* [Your goal]:
Report every line in the data below that contains the string "chart", copying each such line in full.

* [Data shown]:
— begin —
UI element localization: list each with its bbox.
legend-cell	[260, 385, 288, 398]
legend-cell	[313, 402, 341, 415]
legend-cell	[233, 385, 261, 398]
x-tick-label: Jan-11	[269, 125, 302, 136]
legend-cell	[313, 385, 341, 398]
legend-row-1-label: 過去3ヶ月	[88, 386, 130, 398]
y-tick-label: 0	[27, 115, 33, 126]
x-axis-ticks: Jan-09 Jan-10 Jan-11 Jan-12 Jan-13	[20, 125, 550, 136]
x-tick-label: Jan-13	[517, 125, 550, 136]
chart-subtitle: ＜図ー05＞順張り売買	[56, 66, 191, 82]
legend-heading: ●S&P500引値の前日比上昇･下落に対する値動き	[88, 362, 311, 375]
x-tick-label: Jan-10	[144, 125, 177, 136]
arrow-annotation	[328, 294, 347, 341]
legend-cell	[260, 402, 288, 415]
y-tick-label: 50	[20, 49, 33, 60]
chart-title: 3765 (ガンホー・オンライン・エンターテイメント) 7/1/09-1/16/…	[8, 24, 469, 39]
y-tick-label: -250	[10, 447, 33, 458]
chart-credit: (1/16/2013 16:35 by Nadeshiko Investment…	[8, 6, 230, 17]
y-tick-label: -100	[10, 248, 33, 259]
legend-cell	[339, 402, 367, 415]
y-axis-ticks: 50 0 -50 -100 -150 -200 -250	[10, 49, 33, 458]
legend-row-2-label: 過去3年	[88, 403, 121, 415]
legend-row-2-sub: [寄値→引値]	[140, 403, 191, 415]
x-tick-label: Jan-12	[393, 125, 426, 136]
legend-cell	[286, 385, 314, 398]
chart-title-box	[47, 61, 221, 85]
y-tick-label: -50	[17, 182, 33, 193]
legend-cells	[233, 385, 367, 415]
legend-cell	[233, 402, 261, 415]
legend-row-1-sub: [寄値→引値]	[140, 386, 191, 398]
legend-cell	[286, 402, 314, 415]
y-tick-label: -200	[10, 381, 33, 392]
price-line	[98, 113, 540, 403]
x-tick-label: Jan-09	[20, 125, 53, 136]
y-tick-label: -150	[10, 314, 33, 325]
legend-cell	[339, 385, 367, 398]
— end —
* [Response to this task]:
chart-subtitle: ＜図ー05＞順張り売買	[56, 66, 191, 82]
chart-title: 3765 (ガンホー・オンライン・エンターテイメント) 7/1/09-1/16/…	[8, 24, 469, 39]
chart-credit: (1/16/2013 16:35 by Nadeshiko Investment…	[8, 6, 230, 17]
chart-title-box	[47, 61, 221, 85]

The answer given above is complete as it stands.